Task goal
Check every line below for the word "customer" and copy each one that has it.

--- Start of Given data ---

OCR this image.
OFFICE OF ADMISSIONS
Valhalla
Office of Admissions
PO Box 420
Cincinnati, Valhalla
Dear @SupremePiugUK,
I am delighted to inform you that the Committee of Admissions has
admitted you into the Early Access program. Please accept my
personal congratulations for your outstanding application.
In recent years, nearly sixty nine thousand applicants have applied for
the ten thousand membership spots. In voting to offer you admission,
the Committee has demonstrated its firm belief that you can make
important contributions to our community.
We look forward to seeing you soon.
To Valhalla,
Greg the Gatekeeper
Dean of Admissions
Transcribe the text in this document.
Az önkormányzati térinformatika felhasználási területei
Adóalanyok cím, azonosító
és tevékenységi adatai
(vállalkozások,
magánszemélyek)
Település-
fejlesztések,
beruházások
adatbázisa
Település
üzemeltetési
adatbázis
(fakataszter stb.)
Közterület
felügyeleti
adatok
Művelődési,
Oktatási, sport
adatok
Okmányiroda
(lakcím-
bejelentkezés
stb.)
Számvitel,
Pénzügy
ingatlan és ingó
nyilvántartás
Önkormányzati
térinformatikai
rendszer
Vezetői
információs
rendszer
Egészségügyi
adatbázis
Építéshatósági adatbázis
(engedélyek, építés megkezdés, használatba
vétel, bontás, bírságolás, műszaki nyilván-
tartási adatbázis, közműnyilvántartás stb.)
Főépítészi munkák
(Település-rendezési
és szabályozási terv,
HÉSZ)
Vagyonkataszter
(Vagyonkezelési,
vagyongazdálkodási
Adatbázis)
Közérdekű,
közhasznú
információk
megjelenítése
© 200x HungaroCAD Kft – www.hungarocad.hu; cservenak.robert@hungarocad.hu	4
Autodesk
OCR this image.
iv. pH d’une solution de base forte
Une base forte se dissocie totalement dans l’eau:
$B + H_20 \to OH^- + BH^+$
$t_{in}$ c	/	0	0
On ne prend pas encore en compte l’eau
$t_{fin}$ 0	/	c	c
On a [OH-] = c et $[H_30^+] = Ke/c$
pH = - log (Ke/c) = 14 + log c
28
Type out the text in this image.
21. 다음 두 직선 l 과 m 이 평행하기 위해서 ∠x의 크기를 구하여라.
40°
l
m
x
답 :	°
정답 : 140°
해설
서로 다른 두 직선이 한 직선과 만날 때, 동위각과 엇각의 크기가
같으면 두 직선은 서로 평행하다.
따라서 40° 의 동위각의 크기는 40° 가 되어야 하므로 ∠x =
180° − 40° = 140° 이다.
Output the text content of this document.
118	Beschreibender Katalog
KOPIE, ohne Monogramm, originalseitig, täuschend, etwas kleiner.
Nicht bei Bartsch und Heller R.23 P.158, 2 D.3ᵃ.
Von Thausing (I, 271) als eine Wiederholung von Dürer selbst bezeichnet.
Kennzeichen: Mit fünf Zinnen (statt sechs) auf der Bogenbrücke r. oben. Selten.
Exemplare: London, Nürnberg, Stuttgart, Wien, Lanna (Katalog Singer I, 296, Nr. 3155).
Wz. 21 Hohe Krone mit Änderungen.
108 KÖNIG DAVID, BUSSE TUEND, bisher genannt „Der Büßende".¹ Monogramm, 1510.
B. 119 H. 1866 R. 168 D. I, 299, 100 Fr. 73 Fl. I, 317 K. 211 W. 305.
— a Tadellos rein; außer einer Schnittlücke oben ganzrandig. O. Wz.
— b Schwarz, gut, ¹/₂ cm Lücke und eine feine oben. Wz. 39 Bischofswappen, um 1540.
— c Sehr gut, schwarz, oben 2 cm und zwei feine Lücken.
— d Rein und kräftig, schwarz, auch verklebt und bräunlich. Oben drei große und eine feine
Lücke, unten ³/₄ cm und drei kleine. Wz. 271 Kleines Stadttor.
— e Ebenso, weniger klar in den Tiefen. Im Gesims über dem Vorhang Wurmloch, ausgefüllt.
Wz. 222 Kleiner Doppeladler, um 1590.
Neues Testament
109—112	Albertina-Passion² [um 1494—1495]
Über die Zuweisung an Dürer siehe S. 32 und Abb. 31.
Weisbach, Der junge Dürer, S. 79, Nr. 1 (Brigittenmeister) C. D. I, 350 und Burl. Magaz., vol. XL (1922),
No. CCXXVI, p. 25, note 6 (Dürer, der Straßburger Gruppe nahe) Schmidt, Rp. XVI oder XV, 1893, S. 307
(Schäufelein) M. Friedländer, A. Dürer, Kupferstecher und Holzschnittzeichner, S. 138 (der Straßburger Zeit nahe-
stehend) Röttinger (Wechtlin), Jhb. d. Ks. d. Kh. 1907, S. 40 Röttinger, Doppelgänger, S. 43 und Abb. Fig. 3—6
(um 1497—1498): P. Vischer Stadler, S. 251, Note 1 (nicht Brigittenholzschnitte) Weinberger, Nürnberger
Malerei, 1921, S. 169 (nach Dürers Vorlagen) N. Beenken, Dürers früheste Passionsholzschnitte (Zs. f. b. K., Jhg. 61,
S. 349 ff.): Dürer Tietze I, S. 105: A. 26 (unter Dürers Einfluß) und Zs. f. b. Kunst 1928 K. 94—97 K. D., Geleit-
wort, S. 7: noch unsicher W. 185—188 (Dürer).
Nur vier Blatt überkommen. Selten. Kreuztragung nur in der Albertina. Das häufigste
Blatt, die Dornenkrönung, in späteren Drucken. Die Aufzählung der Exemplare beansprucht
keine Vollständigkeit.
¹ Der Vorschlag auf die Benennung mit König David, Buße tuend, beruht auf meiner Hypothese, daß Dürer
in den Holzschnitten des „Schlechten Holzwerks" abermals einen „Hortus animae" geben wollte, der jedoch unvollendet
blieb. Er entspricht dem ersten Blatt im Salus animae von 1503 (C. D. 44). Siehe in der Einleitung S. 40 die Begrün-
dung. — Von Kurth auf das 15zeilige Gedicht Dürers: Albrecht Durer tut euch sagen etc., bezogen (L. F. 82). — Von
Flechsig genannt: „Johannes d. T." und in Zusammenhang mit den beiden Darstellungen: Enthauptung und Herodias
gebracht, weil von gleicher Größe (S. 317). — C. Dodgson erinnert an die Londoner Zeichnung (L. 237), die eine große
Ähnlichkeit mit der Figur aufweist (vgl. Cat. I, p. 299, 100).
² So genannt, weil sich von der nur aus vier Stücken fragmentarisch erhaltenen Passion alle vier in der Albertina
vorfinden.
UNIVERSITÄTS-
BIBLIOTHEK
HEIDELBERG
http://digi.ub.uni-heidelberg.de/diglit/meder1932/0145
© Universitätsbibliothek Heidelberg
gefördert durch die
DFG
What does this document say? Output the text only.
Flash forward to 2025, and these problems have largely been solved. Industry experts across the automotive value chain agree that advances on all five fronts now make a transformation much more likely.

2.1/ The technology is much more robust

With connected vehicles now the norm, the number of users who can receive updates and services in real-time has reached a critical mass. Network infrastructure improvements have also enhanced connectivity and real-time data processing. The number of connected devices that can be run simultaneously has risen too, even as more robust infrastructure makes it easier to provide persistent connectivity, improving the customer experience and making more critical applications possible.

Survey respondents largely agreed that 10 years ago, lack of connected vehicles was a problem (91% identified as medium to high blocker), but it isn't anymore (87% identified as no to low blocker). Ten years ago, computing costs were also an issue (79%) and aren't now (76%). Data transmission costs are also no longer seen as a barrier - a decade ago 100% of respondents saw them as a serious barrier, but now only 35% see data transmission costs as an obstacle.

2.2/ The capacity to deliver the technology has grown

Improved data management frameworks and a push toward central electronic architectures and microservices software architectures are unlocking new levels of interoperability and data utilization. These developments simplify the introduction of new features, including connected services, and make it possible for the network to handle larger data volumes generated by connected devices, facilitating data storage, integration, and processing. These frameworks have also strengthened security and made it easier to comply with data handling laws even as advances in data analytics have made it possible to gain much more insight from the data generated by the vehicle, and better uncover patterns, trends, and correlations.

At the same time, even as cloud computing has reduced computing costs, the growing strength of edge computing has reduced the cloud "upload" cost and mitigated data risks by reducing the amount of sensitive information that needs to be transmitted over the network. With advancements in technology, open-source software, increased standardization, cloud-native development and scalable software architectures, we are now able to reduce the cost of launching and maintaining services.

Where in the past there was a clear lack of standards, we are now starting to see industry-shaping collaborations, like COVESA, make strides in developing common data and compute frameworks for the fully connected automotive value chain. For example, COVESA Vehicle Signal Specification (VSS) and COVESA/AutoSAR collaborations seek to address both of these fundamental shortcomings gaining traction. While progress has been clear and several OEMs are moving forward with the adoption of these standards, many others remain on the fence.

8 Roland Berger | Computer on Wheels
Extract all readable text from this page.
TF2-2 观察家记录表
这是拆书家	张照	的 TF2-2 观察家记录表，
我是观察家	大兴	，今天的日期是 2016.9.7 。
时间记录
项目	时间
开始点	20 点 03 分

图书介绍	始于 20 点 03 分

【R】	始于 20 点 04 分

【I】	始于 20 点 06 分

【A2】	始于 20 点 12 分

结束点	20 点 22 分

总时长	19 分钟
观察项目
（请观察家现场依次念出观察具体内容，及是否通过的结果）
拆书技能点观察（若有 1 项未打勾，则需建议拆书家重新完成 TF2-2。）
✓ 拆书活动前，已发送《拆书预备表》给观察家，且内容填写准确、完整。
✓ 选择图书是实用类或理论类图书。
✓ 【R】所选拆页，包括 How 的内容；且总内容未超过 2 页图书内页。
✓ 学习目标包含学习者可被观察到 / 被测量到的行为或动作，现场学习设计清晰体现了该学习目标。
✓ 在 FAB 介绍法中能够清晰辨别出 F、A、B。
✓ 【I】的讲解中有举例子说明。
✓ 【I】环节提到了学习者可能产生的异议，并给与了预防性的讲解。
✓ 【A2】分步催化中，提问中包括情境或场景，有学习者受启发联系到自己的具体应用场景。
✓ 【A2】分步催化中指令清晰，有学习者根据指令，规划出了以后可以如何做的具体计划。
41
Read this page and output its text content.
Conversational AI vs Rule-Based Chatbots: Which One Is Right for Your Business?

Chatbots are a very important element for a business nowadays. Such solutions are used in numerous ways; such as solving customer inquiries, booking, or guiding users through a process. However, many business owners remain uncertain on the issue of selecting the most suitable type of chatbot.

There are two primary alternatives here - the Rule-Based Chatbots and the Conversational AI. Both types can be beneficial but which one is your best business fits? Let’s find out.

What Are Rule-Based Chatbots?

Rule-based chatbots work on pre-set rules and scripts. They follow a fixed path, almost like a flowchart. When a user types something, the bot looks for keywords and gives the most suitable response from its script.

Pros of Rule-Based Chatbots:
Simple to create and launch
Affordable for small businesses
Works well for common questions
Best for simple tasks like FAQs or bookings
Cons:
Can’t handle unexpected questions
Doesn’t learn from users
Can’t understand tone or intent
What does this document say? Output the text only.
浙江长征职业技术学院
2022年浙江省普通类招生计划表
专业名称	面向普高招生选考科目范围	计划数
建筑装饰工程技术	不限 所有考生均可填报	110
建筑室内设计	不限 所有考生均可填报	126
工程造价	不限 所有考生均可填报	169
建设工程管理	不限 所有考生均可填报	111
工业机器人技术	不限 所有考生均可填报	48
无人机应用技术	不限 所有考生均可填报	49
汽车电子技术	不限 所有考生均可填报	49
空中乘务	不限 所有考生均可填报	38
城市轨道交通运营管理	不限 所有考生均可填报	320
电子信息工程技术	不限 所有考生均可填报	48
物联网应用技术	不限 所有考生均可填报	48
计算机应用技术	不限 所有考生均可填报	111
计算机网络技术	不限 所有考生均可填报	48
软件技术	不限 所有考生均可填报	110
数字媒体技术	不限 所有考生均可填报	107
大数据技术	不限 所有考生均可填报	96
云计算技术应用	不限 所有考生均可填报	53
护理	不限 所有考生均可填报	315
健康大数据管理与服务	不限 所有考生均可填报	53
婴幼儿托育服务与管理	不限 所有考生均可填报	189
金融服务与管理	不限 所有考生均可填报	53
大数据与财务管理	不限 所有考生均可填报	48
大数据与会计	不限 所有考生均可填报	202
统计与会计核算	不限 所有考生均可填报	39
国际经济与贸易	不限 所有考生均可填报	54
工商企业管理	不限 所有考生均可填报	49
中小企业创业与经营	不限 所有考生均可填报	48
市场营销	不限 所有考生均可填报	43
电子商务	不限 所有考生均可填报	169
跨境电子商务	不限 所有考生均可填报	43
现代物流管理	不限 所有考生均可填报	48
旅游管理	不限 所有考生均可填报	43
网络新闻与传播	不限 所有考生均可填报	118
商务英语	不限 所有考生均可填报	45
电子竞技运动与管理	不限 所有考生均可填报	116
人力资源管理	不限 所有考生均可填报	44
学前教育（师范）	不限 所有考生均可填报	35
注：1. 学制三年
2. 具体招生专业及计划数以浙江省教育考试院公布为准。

--- End of Given data ---

Response to this task
With connected vehicles now the norm, the number of users who can receive updates and services in real-time has reached a critical mass. Network infrastructure improvements have also enhanced connectivity and real-time data processing. The number of connected devices that can be run simultaneously has risen too, even as more robust infrastructure makes it easier to provide persistent connectivity, improving the customer experience and making more critical applications possible.
Chatbots are a very important element for a business nowadays. Such solutions are used in numerous ways; such as solving customer inquiries, booking, or guiding users through a process. However, many business owners remain uncertain on the issue of selecting the most suitable type of chatbot.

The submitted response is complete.